━━━ Input rows ━━━
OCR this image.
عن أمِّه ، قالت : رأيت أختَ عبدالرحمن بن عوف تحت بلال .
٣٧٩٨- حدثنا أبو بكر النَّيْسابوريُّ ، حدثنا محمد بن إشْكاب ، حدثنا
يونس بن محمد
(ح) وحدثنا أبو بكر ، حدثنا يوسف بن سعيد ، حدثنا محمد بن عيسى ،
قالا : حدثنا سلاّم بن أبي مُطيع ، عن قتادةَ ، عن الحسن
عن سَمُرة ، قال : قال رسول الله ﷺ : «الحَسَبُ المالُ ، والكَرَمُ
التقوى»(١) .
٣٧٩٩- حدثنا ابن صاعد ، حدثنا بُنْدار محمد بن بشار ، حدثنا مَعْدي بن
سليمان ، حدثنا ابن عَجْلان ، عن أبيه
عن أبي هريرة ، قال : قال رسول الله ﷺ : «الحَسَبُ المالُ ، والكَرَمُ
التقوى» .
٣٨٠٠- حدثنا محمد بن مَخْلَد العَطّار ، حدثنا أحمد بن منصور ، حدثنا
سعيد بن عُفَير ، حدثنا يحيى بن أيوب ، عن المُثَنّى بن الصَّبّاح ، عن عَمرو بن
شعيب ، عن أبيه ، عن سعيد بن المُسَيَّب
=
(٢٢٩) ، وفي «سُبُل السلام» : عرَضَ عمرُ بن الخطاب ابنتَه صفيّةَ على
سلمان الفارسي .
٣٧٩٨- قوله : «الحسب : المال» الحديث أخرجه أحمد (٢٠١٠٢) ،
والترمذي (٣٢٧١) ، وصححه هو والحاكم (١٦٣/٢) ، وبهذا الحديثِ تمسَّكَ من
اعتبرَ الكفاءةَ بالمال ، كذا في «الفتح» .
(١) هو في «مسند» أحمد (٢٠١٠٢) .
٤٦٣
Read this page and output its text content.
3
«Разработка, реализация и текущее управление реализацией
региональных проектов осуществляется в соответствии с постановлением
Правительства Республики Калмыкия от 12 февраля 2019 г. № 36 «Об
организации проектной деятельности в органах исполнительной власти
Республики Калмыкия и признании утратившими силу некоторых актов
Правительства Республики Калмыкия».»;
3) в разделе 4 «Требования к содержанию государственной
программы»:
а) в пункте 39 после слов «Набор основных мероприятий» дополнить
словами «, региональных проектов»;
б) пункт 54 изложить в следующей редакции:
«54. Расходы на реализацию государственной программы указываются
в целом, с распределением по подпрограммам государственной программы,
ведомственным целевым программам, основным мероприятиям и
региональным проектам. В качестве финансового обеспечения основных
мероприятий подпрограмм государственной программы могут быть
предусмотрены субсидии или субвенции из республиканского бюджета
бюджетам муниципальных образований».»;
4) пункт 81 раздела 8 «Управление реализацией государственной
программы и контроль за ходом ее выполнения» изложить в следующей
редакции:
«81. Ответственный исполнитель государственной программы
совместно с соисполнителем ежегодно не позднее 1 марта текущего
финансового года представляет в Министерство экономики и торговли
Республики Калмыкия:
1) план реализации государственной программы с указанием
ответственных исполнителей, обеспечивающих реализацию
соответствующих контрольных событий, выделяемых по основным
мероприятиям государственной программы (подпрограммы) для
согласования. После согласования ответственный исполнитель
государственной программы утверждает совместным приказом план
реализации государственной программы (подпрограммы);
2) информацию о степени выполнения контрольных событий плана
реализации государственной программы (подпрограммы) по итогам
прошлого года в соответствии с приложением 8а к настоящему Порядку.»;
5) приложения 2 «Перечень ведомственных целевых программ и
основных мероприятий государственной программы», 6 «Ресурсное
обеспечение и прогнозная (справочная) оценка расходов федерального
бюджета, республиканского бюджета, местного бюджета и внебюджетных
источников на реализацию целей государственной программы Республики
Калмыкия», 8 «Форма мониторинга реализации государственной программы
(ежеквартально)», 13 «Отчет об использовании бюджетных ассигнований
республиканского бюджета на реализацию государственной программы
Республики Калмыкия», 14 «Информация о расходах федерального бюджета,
━━━
*What the task asks*. Take the entries above and transcribe them exactly.

*Written response*.
OCR this image.
عن أمِّه ، قالت : رأيت أختَ عبدالرحمن بن عوف تحت بلال .
٣٧٩٨- حدثنا أبو بكر النَّيْسابوريُّ ، حدثنا محمد بن إشْكاب ، حدثنا
يونس بن محمد
(ح) وحدثنا أبو بكر ، حدثنا يوسف بن سعيد ، حدثنا محمد بن عيسى ،
قالا : حدثنا سلاّم بن أبي مُطيع ، عن قتادةَ ، عن الحسن
عن سَمُرة ، قال : قال رسول الله ﷺ : «الحَسَبُ المالُ ، والكَرَمُ
التقوى»(١) .
٣٧٩٩- حدثنا ابن صاعد ، حدثنا بُنْدار محمد بن بشار ، حدثنا مَعْدي بن
سليمان ، حدثنا ابن عَجْلان ، عن أبيه
عن أبي هريرة ، قال : قال رسول الله ﷺ : «الحَسَبُ المالُ ، والكَرَمُ
التقوى» .
٣٨٠٠- حدثنا محمد بن مَخْلَد العَطّار ، حدثنا أحمد بن منصور ، حدثنا
سعيد بن عُفَير ، حدثنا يحيى بن أيوب ، عن المُثَنّى بن الصَّبّاح ، عن عَمرو بن
شعيب ، عن أبيه ، عن سعيد بن المُسَيَّب
=
(٢٢٩) ، وفي «سُبُل السلام» : عرَضَ عمرُ بن الخطاب ابنتَه صفيّةَ على
سلمان الفارسي .
٣٧٩٨- قوله : «الحسب : المال» الحديث أخرجه أحمد (٢٠١٠٢) ،
والترمذي (٣٢٧١) ، وصححه هو والحاكم (١٦٣/٢) ، وبهذا الحديثِ تمسَّكَ من
اعتبرَ الكفاءةَ بالمال ، كذا في «الفتح» .
(١) هو في «مسند» أحمد (٢٠١٠٢) .
٤٦٣
Read this page and output its text content.
3
«Разработка, реализация и текущее управление реализацией
региональных проектов осуществляется в соответствии с постановлением
Правительства Республики Калмыкия от 12 февраля 2019 г. № 36 «Об
организации проектной деятельности в органах исполнительной власти
Республики Калмыкия и признании утратившими силу некоторых актов
Правительства Республики Калмыкия».»;
3) в разделе 4 «Требования к содержанию государственной
программы»:
а) в пункте 39 после слов «Набор основных мероприятий» дополнить
словами «, региональных проектов»;
б) пункт 54 изложить в следующей редакции:
«54. Расходы на реализацию государственной программы указываются
в целом, с распределением по подпрограммам государственной программы,
ведомственным целевым программам, основным мероприятиям и
региональным проектам. В качестве финансового обеспечения основных
мероприятий подпрограмм государственной программы могут быть
предусмотрены субсидии или субвенции из республиканского бюджета
бюджетам муниципальных образований».»;
4) пункт 81 раздела 8 «Управление реализацией государственной
программы и контроль за ходом ее выполнения» изложить в следующей
редакции:
«81. Ответственный исполнитель государственной программы
совместно с соисполнителем ежегодно не позднее 1 марта текущего
финансового года представляет в Министерство экономики и торговли
Республики Калмыкия:
1) план реализации государственной программы с указанием
ответственных исполнителей, обеспечивающих реализацию
соответствующих контрольных событий, выделяемых по основным
мероприятиям государственной программы (подпрограммы) для
согласования. После согласования ответственный исполнитель
государственной программы утверждает совместным приказом план
реализации государственной программы (подпрограммы);
2) информацию о степени выполнения контрольных событий плана
реализации государственной программы (подпрограммы) по итогам
прошлого года в соответствии с приложением 8а к настоящему Порядку.»;
5) приложения 2 «Перечень ведомственных целевых программ и
основных мероприятий государственной программы», 6 «Ресурсное
обеспечение и прогнозная (справочная) оценка расходов федерального
бюджета, республиканского бюджета, местного бюджета и внебюджетных
источников на реализацию целей государственной программы Республики
Калмыкия», 8 «Форма мониторинга реализации государственной программы
(ежеквартально)», 13 «Отчет об использовании бюджетных ассигнований
республиканского бюджета на реализацию государственной программы
Республики Калмыкия», 14 «Информация о расходах федерального бюджета,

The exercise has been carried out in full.